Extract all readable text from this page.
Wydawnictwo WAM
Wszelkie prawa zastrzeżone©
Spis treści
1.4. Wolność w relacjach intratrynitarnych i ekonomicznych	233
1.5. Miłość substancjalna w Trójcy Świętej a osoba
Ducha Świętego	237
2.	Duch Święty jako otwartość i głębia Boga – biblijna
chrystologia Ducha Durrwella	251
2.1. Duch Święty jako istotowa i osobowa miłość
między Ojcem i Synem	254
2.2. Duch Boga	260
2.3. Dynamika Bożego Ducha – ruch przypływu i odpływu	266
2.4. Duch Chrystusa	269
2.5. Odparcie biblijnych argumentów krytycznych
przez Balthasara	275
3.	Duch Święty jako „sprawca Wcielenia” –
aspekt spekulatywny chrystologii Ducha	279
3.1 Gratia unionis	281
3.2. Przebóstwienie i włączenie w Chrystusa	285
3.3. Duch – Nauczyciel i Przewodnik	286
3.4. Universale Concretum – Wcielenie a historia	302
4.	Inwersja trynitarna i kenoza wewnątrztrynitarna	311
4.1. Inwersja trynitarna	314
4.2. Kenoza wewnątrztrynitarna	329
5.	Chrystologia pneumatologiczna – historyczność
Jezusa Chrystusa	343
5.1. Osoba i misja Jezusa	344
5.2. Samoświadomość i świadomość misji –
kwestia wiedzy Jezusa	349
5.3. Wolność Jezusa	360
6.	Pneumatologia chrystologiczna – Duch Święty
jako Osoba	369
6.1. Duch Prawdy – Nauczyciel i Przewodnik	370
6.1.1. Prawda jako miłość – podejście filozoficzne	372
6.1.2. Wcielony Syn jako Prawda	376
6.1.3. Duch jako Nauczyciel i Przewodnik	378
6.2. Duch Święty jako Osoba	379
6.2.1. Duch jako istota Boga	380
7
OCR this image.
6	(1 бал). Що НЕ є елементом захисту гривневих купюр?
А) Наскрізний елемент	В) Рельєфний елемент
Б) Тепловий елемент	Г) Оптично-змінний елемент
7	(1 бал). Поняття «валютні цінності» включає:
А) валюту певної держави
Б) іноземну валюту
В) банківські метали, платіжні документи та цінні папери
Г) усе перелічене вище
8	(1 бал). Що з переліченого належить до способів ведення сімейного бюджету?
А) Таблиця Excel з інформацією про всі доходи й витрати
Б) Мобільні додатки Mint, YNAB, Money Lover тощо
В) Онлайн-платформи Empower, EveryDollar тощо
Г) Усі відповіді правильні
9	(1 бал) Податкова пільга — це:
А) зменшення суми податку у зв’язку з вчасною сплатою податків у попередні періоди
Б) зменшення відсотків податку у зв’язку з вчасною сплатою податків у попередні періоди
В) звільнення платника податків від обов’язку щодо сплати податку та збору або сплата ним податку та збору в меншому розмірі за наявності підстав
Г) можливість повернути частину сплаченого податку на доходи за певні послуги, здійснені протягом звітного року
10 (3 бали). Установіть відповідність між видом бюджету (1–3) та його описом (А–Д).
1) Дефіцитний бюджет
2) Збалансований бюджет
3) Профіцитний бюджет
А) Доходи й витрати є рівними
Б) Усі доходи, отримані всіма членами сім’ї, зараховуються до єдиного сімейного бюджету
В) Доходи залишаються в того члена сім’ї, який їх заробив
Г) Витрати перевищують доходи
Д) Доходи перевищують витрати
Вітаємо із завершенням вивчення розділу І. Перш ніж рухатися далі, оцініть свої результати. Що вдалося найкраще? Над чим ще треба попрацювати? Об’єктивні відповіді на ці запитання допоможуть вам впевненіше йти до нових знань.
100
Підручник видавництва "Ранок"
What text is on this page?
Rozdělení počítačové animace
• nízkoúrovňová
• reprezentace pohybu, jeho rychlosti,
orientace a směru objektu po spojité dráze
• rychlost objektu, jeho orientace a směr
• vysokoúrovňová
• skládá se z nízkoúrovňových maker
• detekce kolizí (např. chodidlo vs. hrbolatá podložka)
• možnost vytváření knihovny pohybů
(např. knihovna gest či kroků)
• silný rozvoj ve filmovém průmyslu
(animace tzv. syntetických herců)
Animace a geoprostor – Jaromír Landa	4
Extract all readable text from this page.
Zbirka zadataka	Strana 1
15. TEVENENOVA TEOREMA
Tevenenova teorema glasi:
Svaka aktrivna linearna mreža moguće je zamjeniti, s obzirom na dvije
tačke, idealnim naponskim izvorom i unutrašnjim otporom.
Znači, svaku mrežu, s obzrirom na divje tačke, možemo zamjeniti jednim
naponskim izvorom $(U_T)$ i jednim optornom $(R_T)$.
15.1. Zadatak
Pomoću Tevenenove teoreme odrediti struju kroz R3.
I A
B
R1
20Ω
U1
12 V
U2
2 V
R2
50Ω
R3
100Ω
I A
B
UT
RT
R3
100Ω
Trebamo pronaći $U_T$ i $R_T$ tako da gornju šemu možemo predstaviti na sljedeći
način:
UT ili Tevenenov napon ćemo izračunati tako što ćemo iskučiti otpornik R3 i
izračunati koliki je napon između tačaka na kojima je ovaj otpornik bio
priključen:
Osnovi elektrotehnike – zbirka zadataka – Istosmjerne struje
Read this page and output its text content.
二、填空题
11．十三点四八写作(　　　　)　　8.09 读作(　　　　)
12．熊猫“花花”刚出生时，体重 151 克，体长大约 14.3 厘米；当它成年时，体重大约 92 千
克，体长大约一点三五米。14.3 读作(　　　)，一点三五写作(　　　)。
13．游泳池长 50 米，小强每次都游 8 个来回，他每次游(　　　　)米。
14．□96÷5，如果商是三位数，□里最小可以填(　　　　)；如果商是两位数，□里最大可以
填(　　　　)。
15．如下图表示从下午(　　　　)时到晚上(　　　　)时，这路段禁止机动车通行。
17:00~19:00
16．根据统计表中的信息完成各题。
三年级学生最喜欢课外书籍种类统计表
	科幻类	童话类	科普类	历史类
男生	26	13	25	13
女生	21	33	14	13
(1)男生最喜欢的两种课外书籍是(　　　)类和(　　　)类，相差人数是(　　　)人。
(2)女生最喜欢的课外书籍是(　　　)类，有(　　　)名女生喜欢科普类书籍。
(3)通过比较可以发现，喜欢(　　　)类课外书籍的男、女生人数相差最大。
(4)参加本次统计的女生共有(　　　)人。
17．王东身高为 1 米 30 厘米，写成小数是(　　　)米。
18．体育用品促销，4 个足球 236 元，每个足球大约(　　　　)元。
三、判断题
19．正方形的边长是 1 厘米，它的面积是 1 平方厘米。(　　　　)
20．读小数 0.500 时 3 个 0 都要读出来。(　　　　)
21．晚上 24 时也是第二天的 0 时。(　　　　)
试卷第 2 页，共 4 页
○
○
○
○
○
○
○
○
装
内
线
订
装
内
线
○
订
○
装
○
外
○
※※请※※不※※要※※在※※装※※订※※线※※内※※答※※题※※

§ TASK INSTRUCTIONS
Return each line that includes "izračunati".

§ COMPLETE RESPONSE
UT ili Tevenenov napon ćemo izračunati tako što ćemo iskučiti otpornik R3 i
izračunati koliki je napon između tačaka na kojima je ovaj otpornik bio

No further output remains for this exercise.